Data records
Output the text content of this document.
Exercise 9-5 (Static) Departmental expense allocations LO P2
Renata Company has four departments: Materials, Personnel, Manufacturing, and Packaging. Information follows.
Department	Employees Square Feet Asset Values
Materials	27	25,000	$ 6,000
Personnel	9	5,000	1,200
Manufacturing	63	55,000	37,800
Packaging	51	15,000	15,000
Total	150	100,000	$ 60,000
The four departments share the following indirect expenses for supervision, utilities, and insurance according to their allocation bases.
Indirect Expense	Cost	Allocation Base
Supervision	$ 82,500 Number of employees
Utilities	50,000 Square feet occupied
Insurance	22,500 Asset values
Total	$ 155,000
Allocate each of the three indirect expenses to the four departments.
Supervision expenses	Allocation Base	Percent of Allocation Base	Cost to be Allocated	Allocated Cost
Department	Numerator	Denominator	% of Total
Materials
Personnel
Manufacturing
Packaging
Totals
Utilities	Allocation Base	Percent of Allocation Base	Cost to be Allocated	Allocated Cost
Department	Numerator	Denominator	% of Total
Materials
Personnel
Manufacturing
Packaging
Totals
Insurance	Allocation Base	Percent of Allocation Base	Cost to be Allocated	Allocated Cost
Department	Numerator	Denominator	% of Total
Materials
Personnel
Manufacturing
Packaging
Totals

# TASK PROMPT:
Make an exact copy of every line in the data.

# IN RESPONSE:
Output the text content of this document.
Exercise 9-5 (Static) Departmental expense allocations LO P2
Renata Company has four departments: Materials, Personnel, Manufacturing, and Packaging. Information follows.
Department	Employees Square Feet Asset Values
Materials	27	25,000	$ 6,000
Personnel	9	5,000	1,200
Manufacturing	63	55,000	37,800
Packaging	51	15,000	15,000
Total	150	100,000	$ 60,000
The four departments share the following indirect expenses for supervision, utilities, and insurance according to their allocation bases.
Indirect Expense	Cost	Allocation Base
Supervision	$ 82,500 Number of employees
Utilities	50,000 Square feet occupied
Insurance	22,500 Asset values
Total	$ 155,000
Allocate each of the three indirect expenses to the four departments.
Supervision expenses	Allocation Base	Percent of Allocation Base	Cost to be Allocated	Allocated Cost
Department	Numerator	Denominator	% of Total
Materials
Personnel
Manufacturing
Packaging
Totals
Utilities	Allocation Base	Percent of Allocation Base	Cost to be Allocated	Allocated Cost
Department	Numerator	Denominator	% of Total
Materials
Personnel
Manufacturing
Packaging
Totals
Insurance	Allocation Base	Percent of Allocation Base	Cost to be Allocated	Allocated Cost
Department	Numerator	Denominator	% of Total
Materials
Personnel
Manufacturing
Packaging
Totals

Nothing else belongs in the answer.